Provided material:
· · ·
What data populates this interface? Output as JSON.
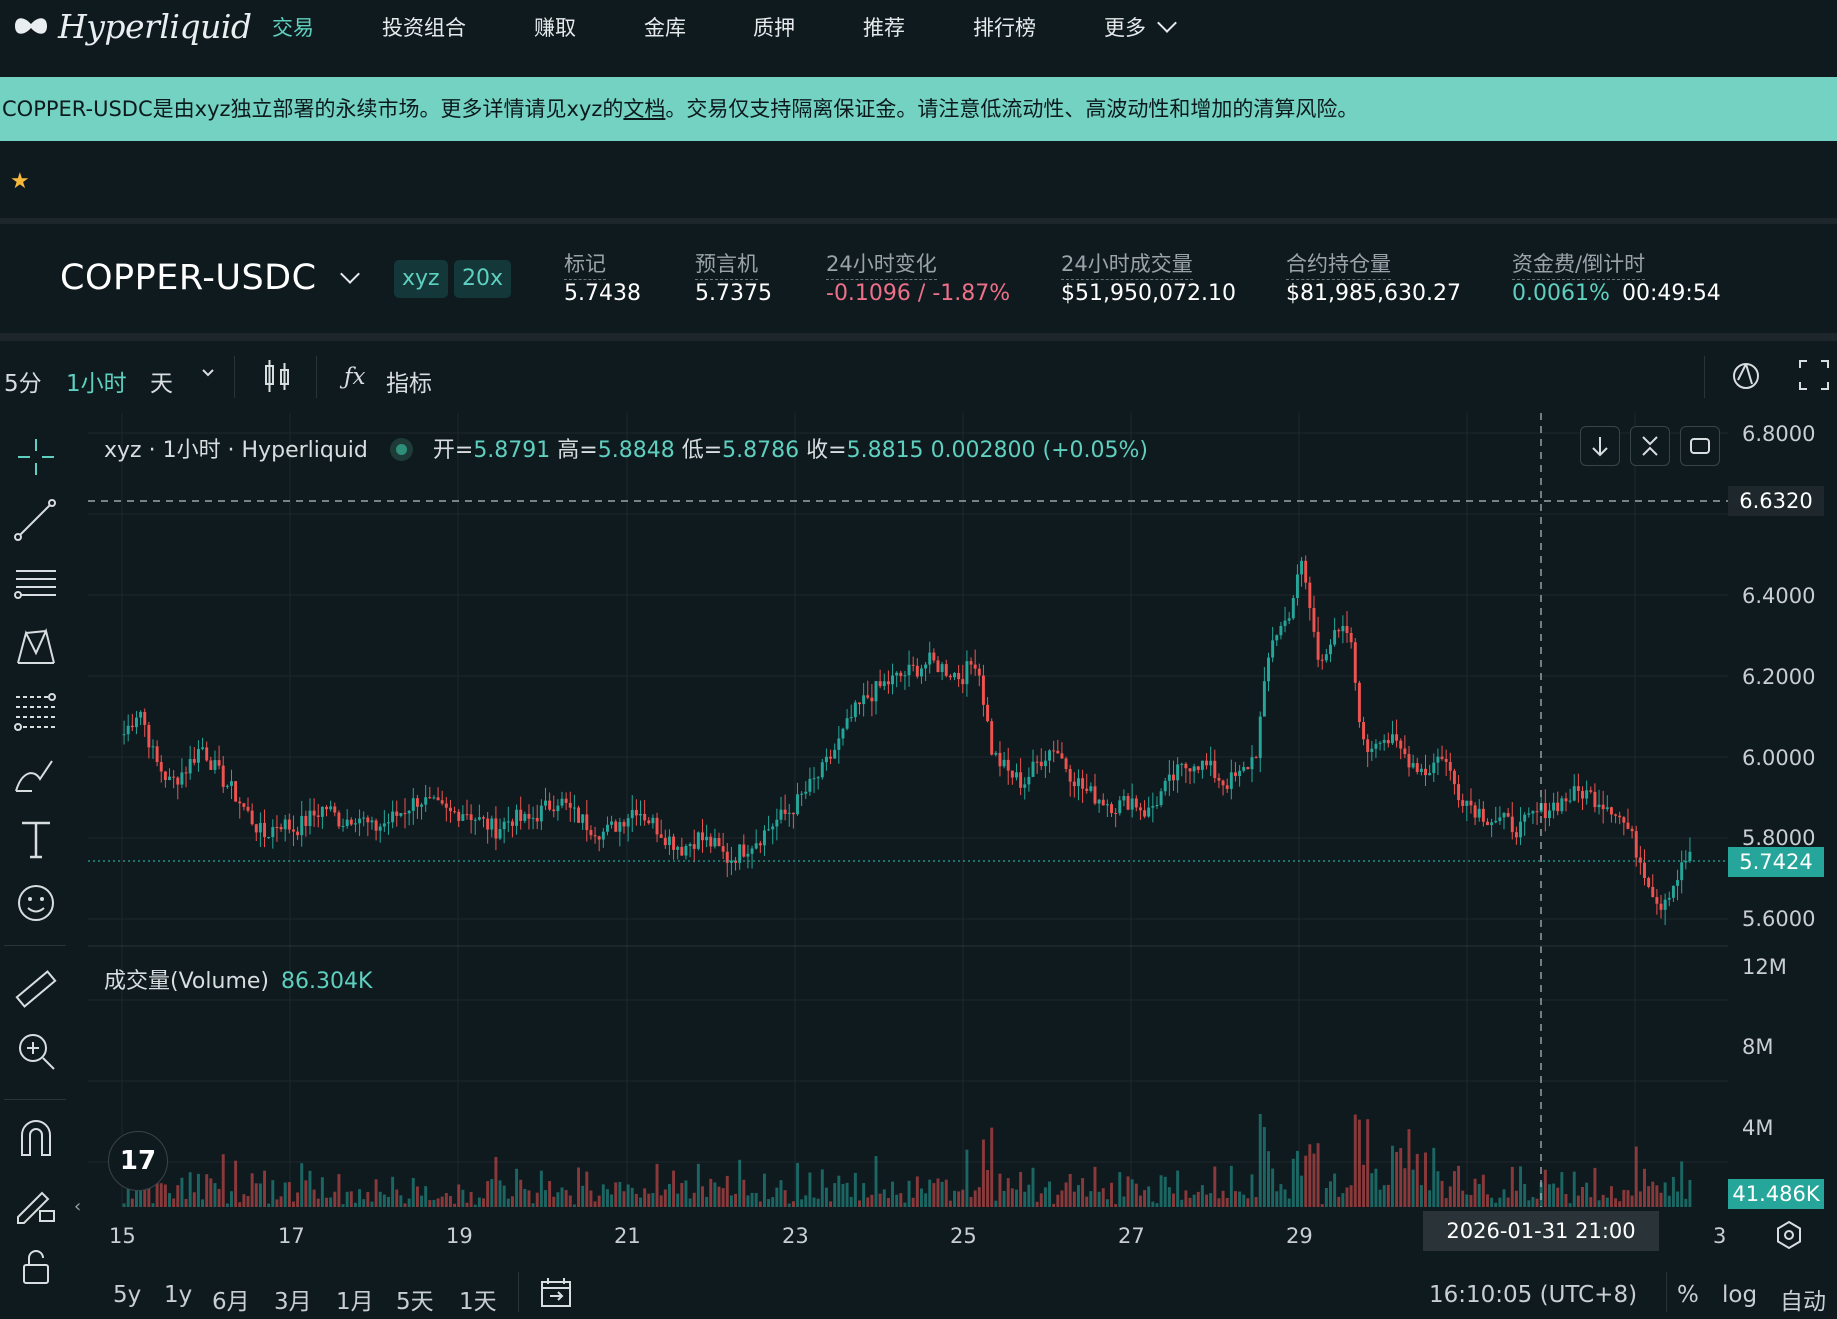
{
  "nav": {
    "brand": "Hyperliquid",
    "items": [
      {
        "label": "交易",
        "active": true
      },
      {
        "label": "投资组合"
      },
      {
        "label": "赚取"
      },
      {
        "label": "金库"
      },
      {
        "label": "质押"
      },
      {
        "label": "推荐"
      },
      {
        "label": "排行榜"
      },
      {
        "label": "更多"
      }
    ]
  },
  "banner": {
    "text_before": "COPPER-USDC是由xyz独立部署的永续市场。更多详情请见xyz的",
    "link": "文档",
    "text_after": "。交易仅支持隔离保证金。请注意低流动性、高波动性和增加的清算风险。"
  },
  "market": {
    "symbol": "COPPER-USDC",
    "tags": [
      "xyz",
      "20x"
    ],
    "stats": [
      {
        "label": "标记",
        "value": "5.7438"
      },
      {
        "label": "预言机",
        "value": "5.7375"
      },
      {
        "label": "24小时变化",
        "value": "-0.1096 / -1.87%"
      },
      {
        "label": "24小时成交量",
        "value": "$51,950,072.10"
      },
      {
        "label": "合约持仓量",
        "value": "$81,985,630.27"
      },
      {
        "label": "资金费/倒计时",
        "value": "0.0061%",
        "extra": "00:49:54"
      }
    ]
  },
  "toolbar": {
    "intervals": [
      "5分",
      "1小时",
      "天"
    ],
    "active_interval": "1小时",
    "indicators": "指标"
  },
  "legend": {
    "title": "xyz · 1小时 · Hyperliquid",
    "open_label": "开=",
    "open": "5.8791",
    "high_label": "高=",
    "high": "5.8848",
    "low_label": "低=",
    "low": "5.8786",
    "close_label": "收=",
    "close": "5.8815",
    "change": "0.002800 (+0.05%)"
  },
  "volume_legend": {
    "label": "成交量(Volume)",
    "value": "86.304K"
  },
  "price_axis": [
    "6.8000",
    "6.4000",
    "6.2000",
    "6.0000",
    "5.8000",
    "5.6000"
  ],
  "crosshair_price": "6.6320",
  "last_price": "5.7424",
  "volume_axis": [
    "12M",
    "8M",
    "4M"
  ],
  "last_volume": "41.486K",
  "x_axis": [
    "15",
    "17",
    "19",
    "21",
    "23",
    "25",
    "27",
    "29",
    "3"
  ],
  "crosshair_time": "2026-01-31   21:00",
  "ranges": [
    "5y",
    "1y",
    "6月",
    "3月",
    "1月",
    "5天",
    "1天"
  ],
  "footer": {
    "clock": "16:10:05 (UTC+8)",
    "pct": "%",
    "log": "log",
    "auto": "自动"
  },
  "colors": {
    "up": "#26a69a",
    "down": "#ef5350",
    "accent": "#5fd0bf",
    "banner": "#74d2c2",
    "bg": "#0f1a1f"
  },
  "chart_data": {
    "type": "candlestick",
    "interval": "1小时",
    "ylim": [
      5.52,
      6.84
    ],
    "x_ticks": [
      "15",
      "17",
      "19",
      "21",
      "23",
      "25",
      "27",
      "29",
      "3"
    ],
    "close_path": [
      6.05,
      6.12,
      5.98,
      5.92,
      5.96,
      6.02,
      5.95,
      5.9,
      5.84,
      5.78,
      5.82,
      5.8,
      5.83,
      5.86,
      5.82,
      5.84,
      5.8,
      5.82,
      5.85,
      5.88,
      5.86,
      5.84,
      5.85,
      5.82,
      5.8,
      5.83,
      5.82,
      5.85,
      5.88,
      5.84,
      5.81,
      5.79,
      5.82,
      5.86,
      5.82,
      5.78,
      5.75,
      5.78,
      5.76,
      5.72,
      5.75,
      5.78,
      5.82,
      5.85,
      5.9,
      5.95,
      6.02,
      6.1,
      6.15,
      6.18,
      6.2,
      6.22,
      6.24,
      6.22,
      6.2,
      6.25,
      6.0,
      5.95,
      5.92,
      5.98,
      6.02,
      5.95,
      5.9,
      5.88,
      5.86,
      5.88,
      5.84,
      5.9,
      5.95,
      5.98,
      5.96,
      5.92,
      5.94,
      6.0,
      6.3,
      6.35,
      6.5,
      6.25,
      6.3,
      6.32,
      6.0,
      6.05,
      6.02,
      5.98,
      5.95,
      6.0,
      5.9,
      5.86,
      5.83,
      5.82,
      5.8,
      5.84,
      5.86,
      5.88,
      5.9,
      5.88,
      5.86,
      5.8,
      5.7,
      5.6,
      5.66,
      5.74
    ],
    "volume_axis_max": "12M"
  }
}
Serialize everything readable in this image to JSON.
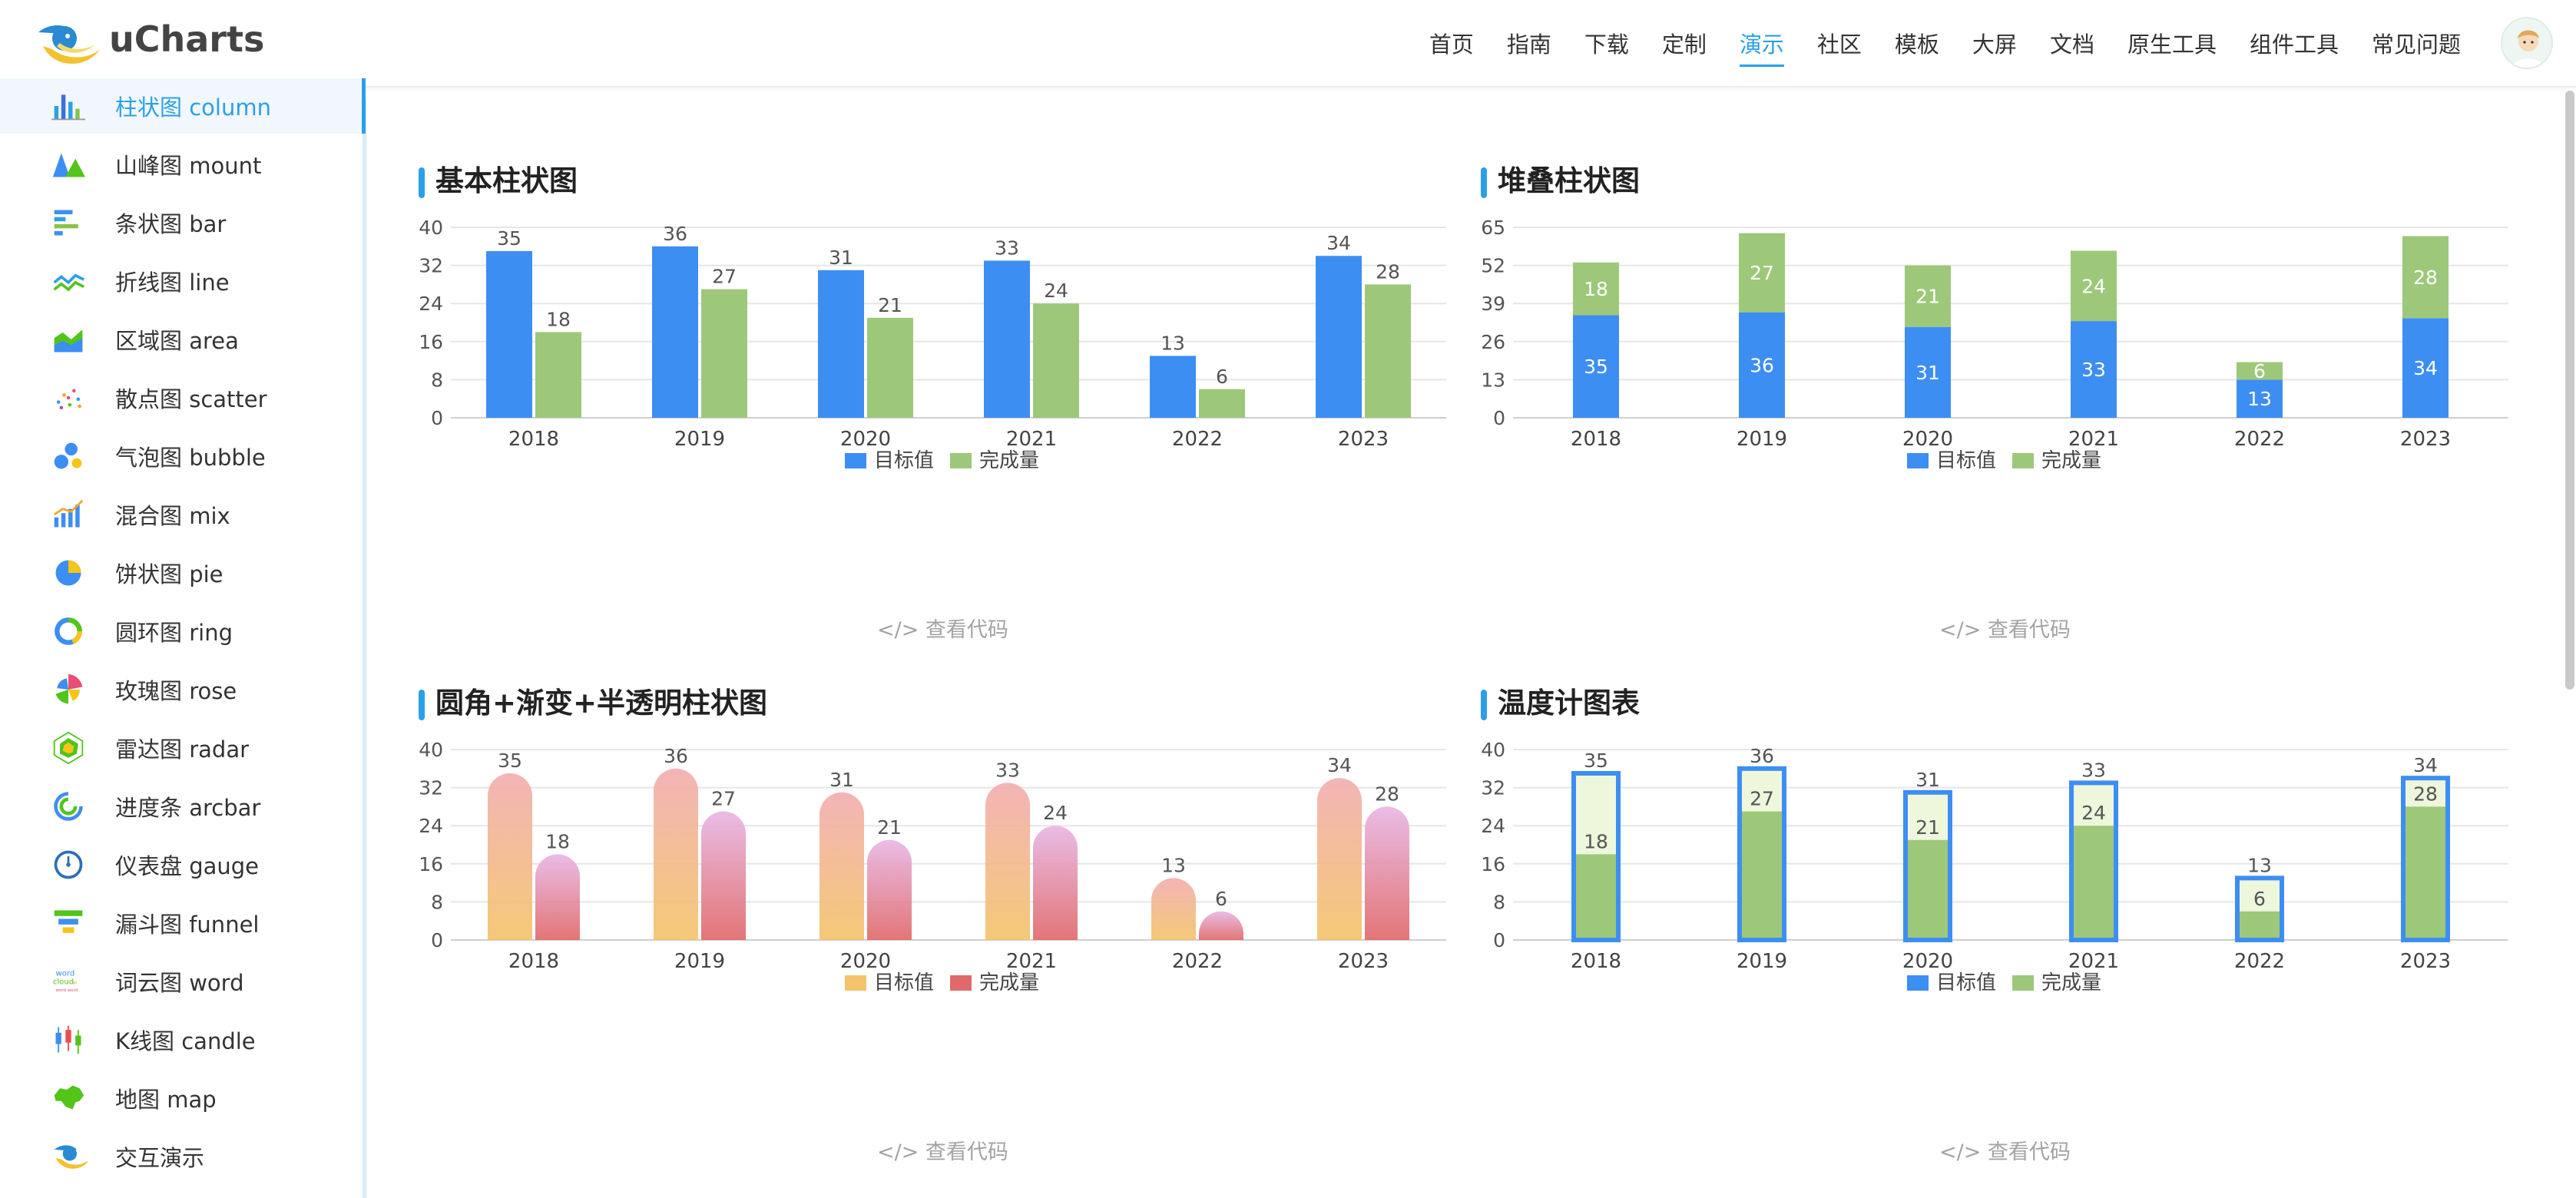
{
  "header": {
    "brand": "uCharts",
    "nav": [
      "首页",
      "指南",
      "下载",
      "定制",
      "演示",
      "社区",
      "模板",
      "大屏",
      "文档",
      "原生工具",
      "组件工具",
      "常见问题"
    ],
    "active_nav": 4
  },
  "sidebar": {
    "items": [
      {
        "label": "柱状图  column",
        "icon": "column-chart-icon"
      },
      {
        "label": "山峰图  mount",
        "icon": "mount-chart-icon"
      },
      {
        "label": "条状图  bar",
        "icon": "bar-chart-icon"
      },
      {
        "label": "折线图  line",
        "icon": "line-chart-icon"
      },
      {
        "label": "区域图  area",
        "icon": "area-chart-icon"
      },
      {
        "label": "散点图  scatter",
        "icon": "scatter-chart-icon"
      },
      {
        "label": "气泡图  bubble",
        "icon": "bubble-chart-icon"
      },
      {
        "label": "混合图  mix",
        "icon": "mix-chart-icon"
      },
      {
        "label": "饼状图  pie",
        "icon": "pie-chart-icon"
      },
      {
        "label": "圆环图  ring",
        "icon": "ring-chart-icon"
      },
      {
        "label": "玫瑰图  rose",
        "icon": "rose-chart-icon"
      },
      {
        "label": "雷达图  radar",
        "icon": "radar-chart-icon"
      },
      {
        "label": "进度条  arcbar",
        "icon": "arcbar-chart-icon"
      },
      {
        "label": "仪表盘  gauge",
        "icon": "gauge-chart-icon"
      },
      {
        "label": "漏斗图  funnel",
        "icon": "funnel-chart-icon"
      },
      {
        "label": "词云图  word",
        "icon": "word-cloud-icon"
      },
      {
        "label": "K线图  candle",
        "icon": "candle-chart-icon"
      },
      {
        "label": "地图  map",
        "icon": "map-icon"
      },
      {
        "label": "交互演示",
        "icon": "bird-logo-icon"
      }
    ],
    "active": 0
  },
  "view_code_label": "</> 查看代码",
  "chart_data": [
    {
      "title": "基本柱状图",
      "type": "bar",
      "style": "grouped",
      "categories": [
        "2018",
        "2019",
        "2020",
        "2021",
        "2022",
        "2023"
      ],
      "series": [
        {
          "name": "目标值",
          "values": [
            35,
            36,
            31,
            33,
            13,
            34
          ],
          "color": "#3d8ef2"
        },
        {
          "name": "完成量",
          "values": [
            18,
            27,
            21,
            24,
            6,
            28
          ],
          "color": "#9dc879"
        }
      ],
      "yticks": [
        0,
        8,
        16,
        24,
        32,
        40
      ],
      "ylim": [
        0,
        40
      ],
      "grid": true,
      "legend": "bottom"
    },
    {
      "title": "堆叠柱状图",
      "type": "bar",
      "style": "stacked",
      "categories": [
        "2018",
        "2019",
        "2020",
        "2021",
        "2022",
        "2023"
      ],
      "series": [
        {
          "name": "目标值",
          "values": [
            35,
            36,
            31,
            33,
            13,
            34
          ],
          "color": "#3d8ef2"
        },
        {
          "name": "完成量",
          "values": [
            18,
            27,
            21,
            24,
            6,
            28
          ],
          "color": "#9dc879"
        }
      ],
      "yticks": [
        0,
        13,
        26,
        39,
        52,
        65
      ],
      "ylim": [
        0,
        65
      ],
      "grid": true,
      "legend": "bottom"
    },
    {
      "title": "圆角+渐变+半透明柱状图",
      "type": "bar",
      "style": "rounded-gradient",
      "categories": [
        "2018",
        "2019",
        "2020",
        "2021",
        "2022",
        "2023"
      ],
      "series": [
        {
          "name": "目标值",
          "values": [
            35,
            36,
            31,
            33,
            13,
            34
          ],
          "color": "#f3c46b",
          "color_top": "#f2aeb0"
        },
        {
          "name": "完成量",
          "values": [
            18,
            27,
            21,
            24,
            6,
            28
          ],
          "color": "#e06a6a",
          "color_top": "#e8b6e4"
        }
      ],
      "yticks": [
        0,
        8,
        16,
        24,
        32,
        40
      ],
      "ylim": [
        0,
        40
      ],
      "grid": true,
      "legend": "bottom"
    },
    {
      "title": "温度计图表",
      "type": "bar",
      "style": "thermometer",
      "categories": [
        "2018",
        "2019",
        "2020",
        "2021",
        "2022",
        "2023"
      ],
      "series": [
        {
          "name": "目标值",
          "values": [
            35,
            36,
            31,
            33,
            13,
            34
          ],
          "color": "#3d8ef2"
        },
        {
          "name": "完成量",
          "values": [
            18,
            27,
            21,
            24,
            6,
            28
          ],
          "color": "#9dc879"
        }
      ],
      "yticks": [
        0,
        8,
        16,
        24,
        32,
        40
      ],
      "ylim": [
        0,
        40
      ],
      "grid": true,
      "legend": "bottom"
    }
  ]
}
· · ·
Given problem:
Work through the records above line by line and count those that hold the string "bubble". Give only the result.

Exercise answer:
2